— SOURCE TEXT —
During a session on a book of mine at the 2022 Lahore Literature Festival, a young man in the audience asked as to why so many ‘liberal-looking’ or ‘liberal-sounding’ folk supported Imran Khan. He asked this, despite the fact that by 2022, Khan had mutated into becoming a contemporary right-wing populist who seemed to be more fluent in airing reactionary views on various social issues than he was in the art of governance. The more he found himself cornered by the demands of running a complex country, and the more he blundered in matters of governance, the more rigid and hidebound his rhetoric became.
This former star cricketer, socialite, ‘playboy’ and darling of the tabloid press took a rightward turn after he retired from cricket in 1992 and ‘rediscovered’ his faith. He also began to reassess the manner in which he understood Pakistani society. During this reassessment, he concluded that Pakistani society was organically conservative, but was being adulterated by alien Western ideas and trends and exploited by a ‘corrupt political mafia’ and by ‘US/European neo-imperialism.’
Unlike most Pakistani sportsmen who often come from lower-middle-class and working-class backgrounds, Khan came from an upper-middle-class family. And here lies the answer to the aforementioned question. Khan’s transformation was very much in line with the manner in which the Pakistani middle-income segments have been evolving from the 1980s onwards. I was too young to fully remember the movement against the ZA Bhutto regime in 1977. However, as I entered my teens in 1980, I began to notice that most lifestyle liberals were overtly supporting the reactionary military regime led by General Zia-ul-Haq — the man who had toppled the Bhutto government and then sent the former prime minister to the gallows.

— PROBLEMS AND TASKS —
(a) According to the passage on Imran Khan, what did Khan conclude about Pakistani society during his reassessment after retiring from cricket?
(b) Transcribe the passage on Imran Khan from "During a session" up to and including "his rhetoric became.".

— Records of where elements appear on the page —
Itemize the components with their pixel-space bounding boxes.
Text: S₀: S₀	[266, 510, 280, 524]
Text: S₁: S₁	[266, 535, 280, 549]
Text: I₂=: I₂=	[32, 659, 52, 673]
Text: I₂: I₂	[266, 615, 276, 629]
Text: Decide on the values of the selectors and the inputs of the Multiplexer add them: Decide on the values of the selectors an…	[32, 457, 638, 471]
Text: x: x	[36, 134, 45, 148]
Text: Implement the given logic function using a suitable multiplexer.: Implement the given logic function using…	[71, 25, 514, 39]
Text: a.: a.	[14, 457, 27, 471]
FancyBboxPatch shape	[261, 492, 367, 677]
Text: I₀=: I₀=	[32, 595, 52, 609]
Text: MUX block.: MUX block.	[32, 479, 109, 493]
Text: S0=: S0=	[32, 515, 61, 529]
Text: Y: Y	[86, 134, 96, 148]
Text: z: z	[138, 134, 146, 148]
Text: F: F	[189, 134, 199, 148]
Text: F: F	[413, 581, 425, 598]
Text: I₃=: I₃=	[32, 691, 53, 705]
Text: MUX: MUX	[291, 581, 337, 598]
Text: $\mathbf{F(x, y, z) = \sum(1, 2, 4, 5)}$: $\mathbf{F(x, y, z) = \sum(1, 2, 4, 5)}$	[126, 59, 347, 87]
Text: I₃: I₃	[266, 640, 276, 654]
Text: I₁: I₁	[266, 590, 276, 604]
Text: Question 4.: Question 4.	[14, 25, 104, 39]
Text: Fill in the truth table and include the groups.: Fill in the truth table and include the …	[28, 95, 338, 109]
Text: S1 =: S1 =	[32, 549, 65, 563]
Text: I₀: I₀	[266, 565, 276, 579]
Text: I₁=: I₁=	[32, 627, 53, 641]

...

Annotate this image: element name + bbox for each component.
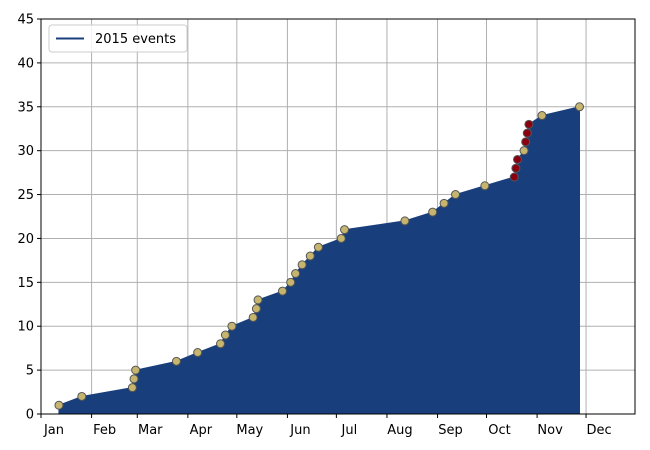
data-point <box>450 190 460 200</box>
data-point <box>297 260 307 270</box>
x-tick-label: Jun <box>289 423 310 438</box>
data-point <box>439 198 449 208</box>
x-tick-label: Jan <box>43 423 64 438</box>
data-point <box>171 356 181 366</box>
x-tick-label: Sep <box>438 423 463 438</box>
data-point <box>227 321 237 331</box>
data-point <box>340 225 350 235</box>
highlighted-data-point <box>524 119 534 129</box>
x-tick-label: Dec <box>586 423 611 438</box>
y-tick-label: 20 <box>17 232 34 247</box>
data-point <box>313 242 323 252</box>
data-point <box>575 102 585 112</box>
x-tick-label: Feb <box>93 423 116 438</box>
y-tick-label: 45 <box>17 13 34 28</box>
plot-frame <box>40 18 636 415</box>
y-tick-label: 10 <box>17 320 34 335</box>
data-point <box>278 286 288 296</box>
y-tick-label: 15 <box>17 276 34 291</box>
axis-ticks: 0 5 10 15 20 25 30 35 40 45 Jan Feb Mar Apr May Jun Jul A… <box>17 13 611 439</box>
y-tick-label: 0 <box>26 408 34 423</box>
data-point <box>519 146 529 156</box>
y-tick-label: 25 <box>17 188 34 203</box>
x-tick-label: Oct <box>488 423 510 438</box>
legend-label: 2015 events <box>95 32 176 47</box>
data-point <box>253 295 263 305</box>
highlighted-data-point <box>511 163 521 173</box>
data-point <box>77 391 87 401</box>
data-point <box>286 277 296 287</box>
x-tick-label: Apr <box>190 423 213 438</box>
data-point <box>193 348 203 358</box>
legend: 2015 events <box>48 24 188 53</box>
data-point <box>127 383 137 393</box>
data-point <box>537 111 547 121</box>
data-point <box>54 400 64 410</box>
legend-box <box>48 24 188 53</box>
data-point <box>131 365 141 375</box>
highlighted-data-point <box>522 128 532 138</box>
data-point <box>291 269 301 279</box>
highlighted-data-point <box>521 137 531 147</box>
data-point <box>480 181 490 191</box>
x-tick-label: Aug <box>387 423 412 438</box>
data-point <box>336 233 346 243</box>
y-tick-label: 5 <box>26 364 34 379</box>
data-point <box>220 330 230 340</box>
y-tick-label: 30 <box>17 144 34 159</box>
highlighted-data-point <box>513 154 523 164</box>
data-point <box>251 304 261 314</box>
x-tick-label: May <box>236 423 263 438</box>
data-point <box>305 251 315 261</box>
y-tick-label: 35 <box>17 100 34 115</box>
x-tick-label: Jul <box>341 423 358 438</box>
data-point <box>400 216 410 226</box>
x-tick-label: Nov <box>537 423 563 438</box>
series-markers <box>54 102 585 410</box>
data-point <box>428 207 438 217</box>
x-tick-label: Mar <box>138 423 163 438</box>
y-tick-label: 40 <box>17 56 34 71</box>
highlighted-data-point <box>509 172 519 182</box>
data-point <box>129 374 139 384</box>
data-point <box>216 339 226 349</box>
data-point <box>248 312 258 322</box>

— THE ANSWERS —
(a) He concluded that Pakistani society was organically conservative but was being adulterated by alien Western ideas and trends and exploited by a "corrupt political mafia" and by "US/European neo-imperialism."

(b)
During a session on a book of mine at the 2022 Lahore Literature Festival, a young man in the audience asked as to why so many ‘liberal-looking’ or ‘liberal-sounding’ folk supported Imran Khan. He asked this, despite the fact that by 2022, Khan had mutated into becoming a contemporary right-wing populist who seemed to be more fluent in airing reactionary views on various social issues than he was in the art of governance. The more he found himself cornered by the demands of running a complex country, and the more he blundered in matters of governance, the more rigid and hidebound his rhetoric became.